— Begin —

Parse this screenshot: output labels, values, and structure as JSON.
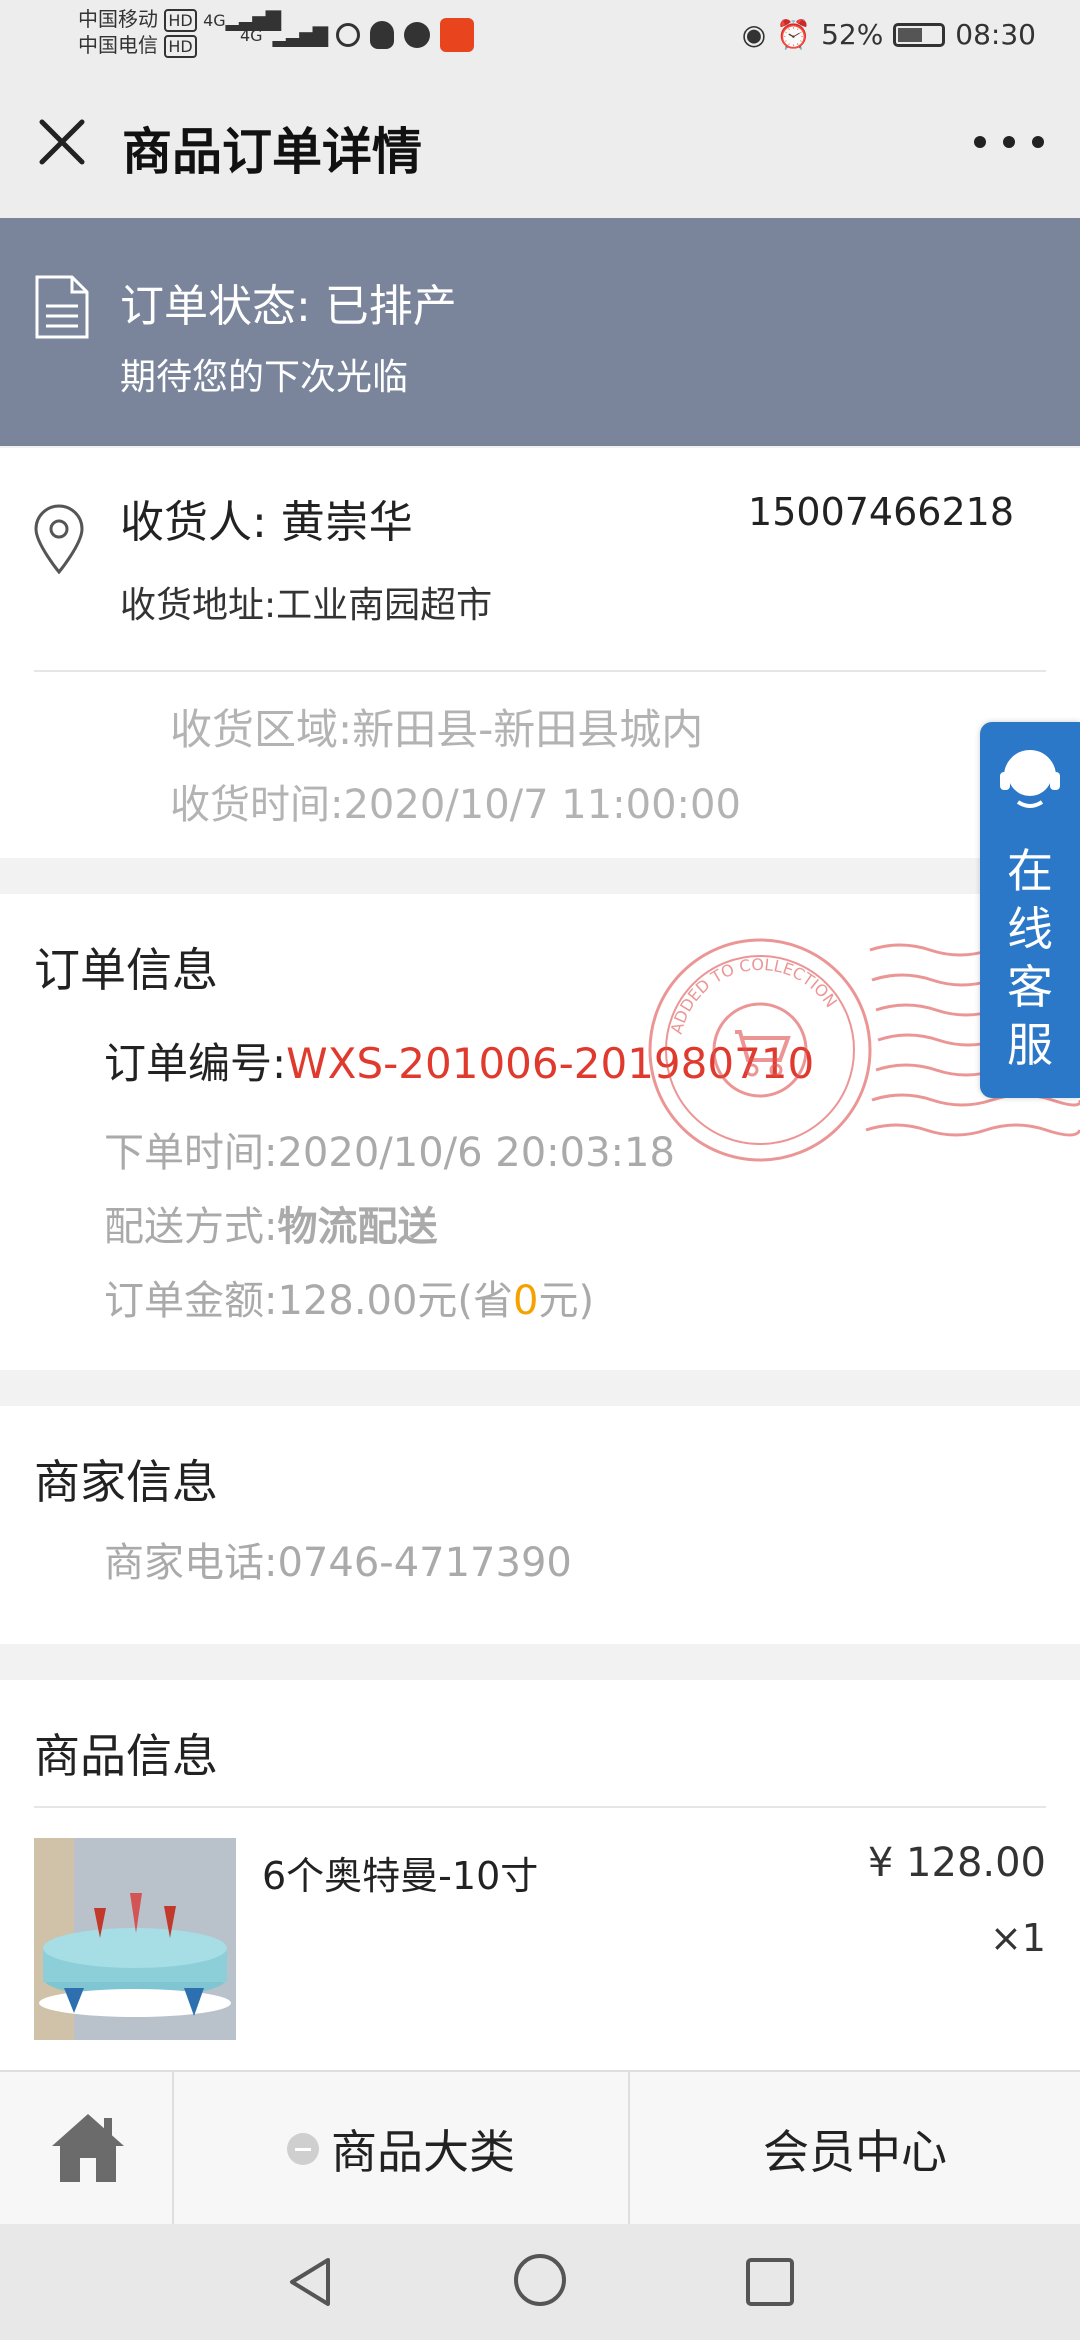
{
  "status_bar": {
    "carrier1": "中国移动",
    "carrier2": "中国电信",
    "net1": "4G",
    "net2": "4G",
    "battery_percent": "52%",
    "battery_level": 0.52,
    "time": "08:30"
  },
  "header": {
    "title": "商品订单详情"
  },
  "order_status": {
    "status": "订单状态: 已排产",
    "subtitle": "期待您的下次光临"
  },
  "address": {
    "receiver": "收货人: 黄崇华",
    "phone": "15007466218",
    "address": "收货地址:工业南园超市",
    "region": "收货区域:新田县-新田县城内",
    "time": "收货时间:2020/10/7  11:00:00"
  },
  "order_info": {
    "title": "订单信息",
    "number_label": "订单编号:",
    "number": "WXS-201006-201980710",
    "order_time": "下单时间:2020/10/6  20:03:18",
    "delivery_label": "配送方式:",
    "delivery_value": "物流配送",
    "amount_prefix": "订单金额:128.00元(省",
    "amount_saved": "0",
    "amount_suffix": "元)"
  },
  "merchant": {
    "title": "商家信息",
    "phone": "商家电话:0746-4717390"
  },
  "goods": {
    "title": "商品信息",
    "items": [
      {
        "name": "6个奥特曼-10寸",
        "price": "¥ 128.00",
        "qty": "×1"
      }
    ]
  },
  "service": {
    "label_chars": [
      "在",
      "线",
      "客",
      "服"
    ]
  },
  "stamp": {
    "text": "ADDED TO COLLECTION"
  },
  "tabbar": {
    "category": "商品大类",
    "member": "会员中心"
  },
  "colors": {
    "banner": "#7a859c",
    "order_number": "#e03a2e",
    "saved": "#f5a200",
    "service": "#2b78c8",
    "stamp": "#e05050"
  }
}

— End —

== Exercise directions ==
Print the records word for word and exclude any picture they hold.

== Written response ==
Parse this screenshot: output labels, values, and structure as JSON.
{
  "status_bar": {
    "carrier1": "中国移动",
    "carrier2": "中国电信",
    "net1": "4G",
    "net2": "4G",
    "battery_percent": "52%",
    "battery_level": 0.52,
    "time": "08:30"
  },
  "header": {
    "title": "商品订单详情"
  },
  "order_status": {
    "status": "订单状态: 已排产",
    "subtitle": "期待您的下次光临"
  },
  "address": {
    "receiver": "收货人: 黄崇华",
    "phone": "15007466218",
    "address": "收货地址:工业南园超市",
    "region": "收货区域:新田县-新田县城内",
    "time": "收货时间:2020/10/7  11:00:00"
  },
  "order_info": {
    "title": "订单信息",
    "number_label": "订单编号:",
    "number": "WXS-201006-201980710",
    "order_time": "下单时间:2020/10/6  20:03:18",
    "delivery_label": "配送方式:",
    "delivery_value": "物流配送",
    "amount_prefix": "订单金额:128.00元(省",
    "amount_saved": "0",
    "amount_suffix": "元)"
  },
  "merchant": {
    "title": "商家信息",
    "phone": "商家电话:0746-4717390"
  },
  "goods": {
    "title": "商品信息",
    "items": [
      {
        "name": "6个奥特曼-10寸",
        "price": "¥ 128.00",
        "qty": "×1"
      }
    ]
  },
  "service": {
    "label_chars": [
      "在",
      "线",
      "客",
      "服"
    ]
  },
  "stamp": {
    "text": "ADDED TO COLLECTION"
  },
  "tabbar": {
    "category": "商品大类",
    "member": "会员中心"
  },
  "colors": {
    "banner": "#7a859c",
    "order_number": "#e03a2e",
    "saved": "#f5a200",
    "service": "#2b78c8",
    "stamp": "#e05050"
  }
}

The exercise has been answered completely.